-- Start --

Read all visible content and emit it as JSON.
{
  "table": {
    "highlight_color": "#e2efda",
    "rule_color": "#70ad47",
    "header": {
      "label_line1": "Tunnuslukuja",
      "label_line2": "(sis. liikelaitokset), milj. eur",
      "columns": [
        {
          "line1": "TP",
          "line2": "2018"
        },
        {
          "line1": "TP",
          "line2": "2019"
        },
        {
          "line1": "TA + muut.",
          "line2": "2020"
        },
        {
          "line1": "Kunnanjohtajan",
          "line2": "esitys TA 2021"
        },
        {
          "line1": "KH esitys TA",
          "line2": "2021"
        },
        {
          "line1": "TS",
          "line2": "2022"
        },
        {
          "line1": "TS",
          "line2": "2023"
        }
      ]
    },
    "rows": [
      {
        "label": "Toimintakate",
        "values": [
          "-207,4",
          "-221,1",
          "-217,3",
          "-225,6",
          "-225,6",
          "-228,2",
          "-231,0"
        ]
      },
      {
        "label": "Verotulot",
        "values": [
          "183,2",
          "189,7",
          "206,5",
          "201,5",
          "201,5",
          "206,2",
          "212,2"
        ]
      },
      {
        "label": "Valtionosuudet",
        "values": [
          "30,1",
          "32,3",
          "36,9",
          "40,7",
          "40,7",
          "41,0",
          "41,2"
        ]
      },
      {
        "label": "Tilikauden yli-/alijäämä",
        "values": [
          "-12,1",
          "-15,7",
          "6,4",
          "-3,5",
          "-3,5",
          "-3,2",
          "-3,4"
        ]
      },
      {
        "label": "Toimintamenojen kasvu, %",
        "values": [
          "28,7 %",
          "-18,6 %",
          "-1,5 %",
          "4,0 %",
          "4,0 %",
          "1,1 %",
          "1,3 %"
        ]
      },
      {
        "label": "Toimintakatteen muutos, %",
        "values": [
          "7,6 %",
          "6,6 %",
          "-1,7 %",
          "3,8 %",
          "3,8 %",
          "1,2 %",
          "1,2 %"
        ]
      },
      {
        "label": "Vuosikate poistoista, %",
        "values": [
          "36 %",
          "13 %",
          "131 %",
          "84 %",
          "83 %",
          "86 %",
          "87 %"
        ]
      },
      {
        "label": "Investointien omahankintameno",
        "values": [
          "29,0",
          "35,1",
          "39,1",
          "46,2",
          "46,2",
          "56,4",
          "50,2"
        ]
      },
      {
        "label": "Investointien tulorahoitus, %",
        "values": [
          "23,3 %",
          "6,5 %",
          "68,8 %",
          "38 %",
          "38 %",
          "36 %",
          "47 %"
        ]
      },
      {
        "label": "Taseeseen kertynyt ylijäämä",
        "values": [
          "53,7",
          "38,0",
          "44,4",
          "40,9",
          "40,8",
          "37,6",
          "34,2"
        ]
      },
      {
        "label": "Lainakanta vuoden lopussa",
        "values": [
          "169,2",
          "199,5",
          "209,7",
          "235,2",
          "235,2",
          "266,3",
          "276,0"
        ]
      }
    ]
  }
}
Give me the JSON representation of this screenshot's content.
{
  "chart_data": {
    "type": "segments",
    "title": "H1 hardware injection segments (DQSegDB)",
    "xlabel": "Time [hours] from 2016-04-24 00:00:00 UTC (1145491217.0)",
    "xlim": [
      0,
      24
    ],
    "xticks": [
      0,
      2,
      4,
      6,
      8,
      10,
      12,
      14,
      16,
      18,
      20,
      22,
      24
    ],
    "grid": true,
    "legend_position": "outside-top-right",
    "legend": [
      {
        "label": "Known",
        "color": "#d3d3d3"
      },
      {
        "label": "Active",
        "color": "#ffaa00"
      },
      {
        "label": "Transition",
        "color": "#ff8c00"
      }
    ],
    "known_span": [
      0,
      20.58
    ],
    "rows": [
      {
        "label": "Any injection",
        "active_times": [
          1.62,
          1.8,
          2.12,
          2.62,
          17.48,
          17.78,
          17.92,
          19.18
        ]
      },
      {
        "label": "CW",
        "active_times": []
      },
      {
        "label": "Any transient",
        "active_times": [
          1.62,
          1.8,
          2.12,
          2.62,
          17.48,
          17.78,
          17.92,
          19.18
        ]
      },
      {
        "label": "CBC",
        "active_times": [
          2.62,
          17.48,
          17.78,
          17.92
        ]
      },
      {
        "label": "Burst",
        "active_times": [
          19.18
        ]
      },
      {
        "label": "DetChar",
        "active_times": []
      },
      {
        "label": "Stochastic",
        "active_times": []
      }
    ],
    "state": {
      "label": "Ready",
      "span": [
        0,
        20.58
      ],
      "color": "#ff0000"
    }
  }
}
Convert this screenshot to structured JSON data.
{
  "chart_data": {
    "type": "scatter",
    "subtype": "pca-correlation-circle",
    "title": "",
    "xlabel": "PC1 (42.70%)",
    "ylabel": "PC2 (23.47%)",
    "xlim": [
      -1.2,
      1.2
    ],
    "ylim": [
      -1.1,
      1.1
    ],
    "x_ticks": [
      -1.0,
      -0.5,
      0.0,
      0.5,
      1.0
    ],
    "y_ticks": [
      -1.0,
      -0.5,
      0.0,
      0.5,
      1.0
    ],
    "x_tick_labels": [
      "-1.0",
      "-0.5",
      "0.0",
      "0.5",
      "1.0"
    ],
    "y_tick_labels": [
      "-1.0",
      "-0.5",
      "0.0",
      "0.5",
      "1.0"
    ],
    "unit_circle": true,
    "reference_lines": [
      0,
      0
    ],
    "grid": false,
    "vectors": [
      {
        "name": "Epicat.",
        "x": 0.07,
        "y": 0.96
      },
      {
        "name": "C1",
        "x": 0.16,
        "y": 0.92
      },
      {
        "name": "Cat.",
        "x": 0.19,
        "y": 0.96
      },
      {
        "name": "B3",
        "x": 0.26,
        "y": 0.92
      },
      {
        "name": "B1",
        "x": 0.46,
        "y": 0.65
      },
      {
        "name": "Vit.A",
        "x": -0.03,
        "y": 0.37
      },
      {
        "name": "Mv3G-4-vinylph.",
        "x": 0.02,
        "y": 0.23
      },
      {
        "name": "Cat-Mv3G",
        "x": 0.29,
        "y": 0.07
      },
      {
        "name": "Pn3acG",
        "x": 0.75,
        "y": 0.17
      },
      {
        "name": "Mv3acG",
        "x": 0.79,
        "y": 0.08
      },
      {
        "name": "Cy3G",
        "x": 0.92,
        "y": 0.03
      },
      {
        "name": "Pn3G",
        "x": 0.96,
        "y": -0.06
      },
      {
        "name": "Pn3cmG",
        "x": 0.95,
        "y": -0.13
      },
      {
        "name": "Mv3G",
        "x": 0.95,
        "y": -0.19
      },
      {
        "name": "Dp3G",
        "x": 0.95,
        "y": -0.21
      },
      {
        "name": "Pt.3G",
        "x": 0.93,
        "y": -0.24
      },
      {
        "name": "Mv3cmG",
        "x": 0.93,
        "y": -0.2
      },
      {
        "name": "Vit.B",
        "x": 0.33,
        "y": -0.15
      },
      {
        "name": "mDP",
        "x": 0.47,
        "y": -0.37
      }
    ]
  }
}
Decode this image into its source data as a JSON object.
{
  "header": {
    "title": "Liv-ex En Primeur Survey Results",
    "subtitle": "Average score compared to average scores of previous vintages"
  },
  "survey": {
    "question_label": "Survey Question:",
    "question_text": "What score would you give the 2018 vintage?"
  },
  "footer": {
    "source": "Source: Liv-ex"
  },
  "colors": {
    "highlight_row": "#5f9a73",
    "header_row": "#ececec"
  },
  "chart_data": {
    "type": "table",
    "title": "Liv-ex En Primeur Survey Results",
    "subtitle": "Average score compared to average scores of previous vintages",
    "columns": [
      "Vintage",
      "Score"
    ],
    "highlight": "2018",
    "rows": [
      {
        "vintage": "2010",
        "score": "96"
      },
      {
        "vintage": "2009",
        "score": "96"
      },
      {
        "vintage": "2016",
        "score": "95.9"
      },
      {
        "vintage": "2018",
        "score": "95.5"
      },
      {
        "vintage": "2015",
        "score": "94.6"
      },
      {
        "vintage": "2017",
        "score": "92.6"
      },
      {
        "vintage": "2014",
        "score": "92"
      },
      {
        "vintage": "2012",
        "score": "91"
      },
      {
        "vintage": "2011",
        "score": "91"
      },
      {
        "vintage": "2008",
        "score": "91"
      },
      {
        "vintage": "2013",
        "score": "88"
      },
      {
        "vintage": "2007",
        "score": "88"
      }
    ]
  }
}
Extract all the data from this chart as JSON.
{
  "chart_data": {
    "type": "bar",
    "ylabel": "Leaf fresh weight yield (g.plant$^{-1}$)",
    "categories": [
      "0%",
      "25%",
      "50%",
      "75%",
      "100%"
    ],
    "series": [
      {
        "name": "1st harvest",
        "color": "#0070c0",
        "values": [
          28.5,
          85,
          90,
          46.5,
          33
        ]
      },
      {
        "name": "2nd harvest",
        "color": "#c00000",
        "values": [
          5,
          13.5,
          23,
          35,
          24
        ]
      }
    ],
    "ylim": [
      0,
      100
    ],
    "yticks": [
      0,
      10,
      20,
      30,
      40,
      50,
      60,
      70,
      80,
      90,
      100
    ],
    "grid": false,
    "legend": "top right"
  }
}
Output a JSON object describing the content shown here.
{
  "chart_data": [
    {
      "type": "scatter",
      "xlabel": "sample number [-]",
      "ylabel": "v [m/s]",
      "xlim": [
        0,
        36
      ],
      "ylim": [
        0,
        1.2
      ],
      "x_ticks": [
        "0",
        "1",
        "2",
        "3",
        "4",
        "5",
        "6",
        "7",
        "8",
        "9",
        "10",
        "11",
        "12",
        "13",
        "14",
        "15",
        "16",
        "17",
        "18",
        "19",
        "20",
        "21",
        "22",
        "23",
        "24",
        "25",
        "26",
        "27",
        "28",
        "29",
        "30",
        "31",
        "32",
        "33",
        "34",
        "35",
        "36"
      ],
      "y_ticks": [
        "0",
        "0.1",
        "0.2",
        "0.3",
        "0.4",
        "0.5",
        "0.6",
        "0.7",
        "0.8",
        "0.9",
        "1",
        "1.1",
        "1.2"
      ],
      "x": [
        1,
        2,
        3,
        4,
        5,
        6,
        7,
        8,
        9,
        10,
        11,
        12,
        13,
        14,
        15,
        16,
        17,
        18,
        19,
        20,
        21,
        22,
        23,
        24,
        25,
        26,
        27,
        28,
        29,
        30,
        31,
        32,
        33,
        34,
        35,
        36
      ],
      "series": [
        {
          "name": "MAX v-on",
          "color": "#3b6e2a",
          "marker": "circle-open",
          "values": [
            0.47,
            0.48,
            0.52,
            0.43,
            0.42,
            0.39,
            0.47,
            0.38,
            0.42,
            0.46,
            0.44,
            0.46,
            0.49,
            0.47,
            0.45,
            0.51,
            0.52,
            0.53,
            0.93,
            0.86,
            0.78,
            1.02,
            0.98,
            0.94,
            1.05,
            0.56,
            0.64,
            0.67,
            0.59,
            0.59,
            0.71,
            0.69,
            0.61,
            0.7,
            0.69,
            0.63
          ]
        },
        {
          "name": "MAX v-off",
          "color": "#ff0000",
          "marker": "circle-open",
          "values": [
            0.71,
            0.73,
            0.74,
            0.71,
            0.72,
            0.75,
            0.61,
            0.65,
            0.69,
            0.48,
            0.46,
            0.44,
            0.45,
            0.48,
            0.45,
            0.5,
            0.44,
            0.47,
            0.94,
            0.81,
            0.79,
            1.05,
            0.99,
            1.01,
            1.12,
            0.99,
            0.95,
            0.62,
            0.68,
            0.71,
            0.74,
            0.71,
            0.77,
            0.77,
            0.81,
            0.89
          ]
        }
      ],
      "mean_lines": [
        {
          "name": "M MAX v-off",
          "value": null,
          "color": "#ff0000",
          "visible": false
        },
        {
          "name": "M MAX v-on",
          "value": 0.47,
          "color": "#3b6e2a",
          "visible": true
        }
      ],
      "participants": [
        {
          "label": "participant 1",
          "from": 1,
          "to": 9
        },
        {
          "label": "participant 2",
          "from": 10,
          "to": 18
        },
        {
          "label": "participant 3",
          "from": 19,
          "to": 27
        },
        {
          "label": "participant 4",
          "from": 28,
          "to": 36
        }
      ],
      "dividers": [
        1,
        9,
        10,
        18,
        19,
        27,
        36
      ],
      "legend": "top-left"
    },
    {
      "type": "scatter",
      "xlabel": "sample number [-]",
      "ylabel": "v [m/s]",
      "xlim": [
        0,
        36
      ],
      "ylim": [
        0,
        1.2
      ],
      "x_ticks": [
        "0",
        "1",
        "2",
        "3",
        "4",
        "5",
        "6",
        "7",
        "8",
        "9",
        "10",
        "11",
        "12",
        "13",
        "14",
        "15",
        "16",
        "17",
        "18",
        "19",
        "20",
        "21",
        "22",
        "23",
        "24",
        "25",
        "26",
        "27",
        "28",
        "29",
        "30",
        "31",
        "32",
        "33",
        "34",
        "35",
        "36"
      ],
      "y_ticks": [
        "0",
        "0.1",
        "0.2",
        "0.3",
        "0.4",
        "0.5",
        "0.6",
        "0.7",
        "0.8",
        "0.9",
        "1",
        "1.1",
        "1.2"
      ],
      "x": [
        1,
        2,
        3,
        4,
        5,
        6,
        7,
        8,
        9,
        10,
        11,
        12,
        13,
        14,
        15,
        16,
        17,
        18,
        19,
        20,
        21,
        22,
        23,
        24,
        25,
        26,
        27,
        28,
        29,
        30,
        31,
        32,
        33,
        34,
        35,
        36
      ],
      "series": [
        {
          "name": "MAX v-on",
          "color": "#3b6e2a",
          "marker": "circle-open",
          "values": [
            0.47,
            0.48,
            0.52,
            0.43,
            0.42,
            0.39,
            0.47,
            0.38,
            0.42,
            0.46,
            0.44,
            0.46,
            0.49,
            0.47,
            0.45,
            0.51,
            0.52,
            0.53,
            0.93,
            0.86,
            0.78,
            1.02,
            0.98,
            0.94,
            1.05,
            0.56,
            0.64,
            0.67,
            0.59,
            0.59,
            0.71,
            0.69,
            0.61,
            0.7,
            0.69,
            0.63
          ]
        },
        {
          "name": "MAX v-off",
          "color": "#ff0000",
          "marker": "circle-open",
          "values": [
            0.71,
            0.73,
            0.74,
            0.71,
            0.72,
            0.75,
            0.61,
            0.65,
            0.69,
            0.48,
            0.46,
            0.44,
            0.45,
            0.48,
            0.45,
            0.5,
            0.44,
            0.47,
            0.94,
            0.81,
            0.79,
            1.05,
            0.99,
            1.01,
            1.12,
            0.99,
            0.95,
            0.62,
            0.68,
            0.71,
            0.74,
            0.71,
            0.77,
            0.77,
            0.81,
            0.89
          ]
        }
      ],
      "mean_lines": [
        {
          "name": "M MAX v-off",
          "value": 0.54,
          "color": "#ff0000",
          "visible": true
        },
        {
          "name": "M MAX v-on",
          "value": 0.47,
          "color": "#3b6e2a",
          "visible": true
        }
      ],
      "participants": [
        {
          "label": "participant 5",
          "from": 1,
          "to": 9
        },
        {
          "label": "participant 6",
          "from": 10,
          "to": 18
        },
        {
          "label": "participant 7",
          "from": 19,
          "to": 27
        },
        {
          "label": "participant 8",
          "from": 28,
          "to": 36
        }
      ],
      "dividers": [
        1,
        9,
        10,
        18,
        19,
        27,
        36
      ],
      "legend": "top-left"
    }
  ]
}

-- End --

--- What is being asked ---
Return, from the data, each line that has the word "compared" in it.

--- Correct answer ---
    "subtitle": "Average score compared to average scores of previous vintages"
    "subtitle": "Average score compared to average scores of previous vintages",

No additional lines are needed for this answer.